(Records from a data collection)
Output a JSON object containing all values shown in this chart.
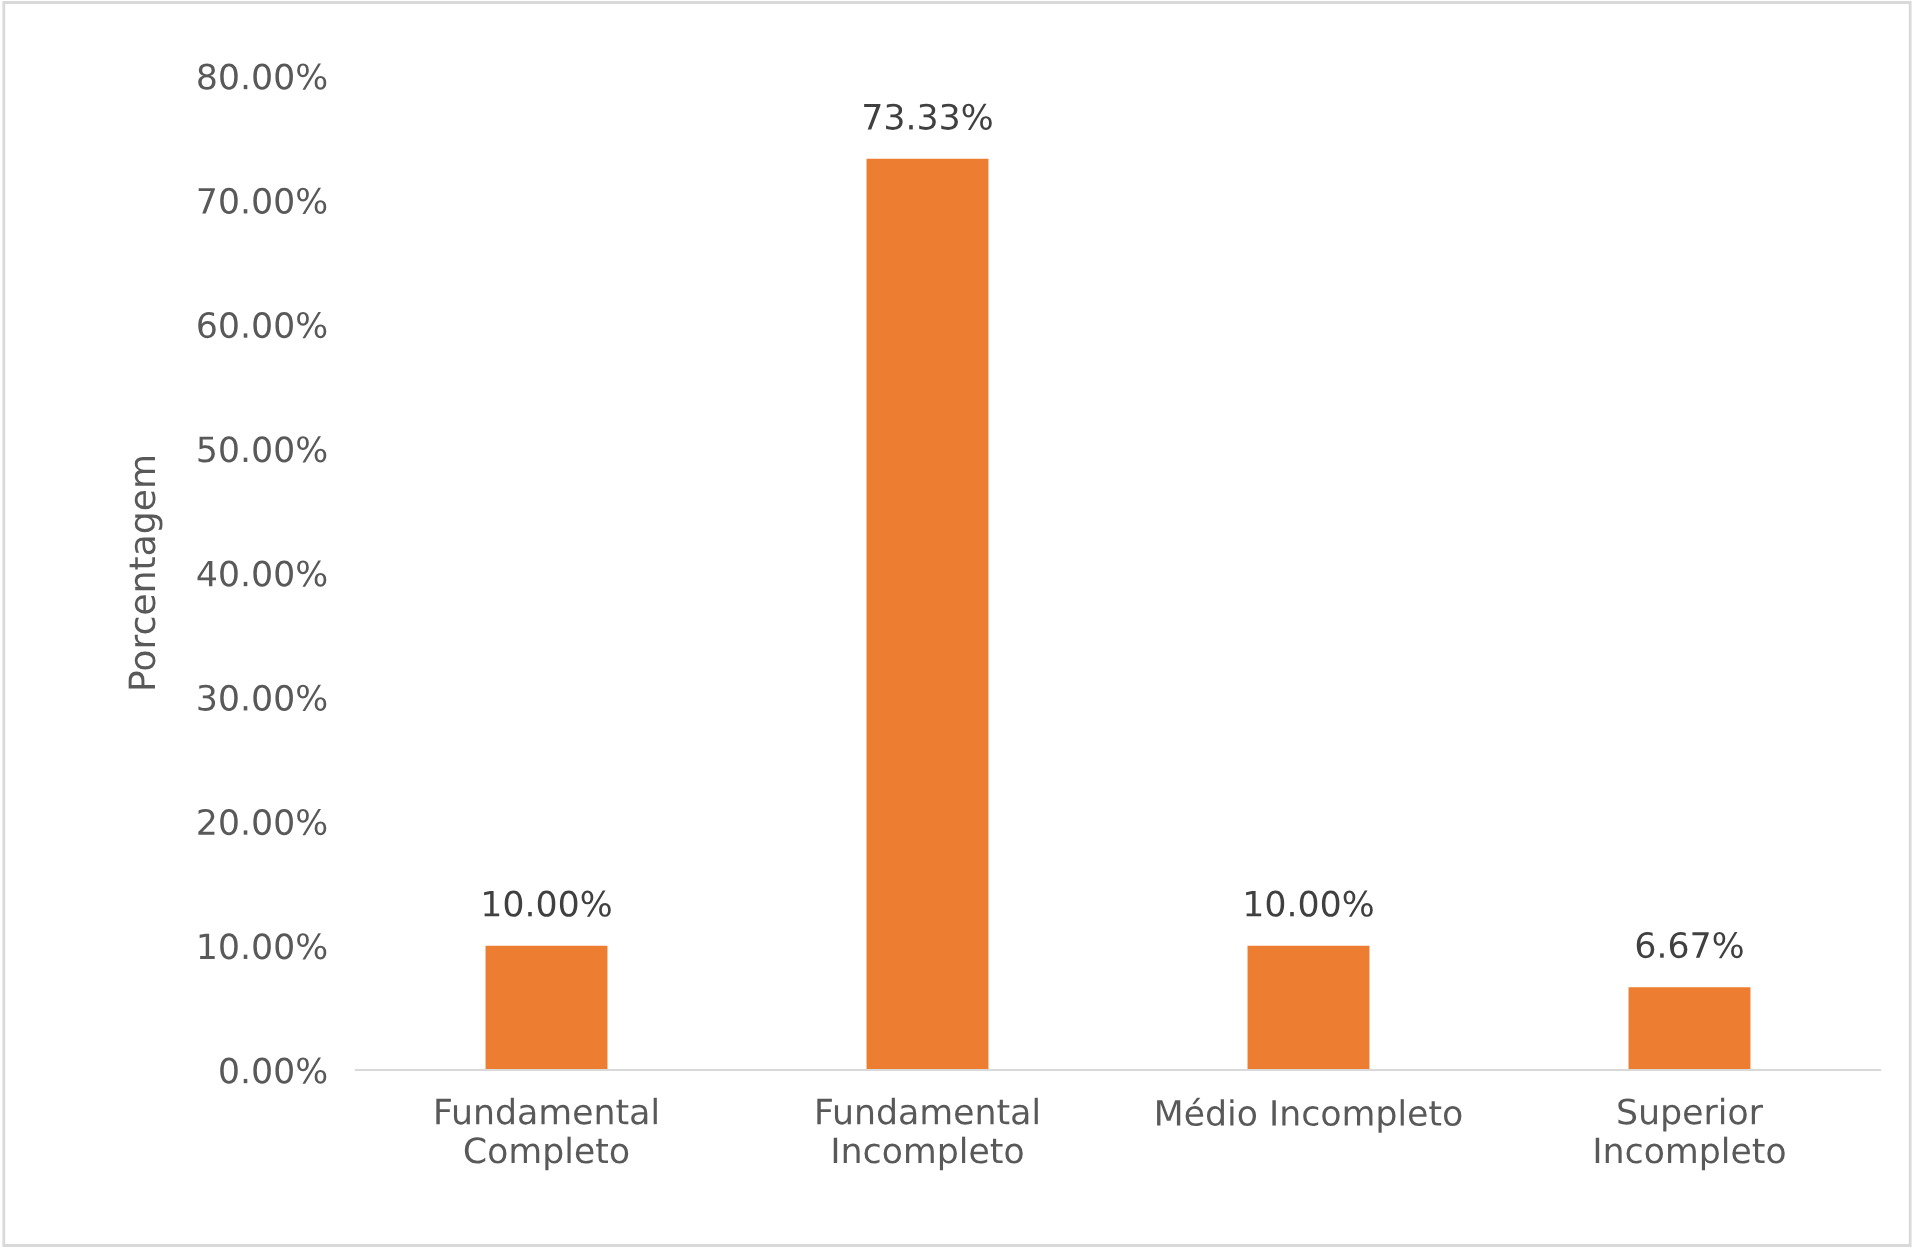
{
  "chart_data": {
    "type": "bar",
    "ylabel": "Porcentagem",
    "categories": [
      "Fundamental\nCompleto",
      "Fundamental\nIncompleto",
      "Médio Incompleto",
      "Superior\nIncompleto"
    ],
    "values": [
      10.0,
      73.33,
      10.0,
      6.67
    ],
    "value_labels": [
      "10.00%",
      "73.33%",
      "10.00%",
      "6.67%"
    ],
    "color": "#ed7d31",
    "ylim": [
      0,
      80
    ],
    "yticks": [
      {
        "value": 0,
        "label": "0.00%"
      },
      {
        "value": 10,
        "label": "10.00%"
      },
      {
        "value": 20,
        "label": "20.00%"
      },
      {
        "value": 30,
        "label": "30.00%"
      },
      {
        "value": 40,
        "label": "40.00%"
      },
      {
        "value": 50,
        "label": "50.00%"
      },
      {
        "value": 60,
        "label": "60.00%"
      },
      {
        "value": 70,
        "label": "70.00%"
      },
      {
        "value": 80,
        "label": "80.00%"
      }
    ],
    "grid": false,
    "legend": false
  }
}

* * *

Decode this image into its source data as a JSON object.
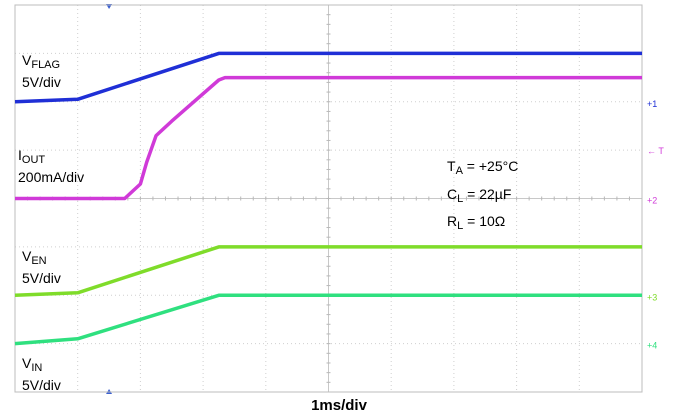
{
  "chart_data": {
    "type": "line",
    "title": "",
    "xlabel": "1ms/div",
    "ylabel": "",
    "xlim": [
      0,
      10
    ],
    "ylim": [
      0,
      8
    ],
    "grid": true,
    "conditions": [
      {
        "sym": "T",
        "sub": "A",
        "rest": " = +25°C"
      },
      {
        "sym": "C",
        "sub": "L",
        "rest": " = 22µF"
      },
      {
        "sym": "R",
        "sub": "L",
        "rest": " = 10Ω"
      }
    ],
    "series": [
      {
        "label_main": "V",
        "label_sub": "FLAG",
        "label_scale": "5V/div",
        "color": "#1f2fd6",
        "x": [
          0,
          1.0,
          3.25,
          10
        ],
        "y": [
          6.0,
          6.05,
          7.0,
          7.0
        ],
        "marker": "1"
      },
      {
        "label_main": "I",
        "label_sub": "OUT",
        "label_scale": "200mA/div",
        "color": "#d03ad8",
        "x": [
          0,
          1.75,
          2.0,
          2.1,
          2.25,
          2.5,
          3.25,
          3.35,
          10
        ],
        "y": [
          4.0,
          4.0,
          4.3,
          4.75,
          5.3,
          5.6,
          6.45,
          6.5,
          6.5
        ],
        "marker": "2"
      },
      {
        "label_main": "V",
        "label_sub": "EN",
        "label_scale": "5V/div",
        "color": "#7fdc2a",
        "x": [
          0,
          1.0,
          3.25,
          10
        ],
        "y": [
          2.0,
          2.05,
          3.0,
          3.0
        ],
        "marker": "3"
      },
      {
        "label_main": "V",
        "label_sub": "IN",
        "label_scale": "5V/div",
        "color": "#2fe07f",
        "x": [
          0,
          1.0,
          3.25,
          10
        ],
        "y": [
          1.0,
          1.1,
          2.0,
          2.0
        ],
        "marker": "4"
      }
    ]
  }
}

» SET PROBLEM:
Within the material above, find the lines that contain the word "this"; copy them.

» THE ANSWER:
Output a JSON object containing all values shown in this chart.
Decode this image into its source data as a JSON object.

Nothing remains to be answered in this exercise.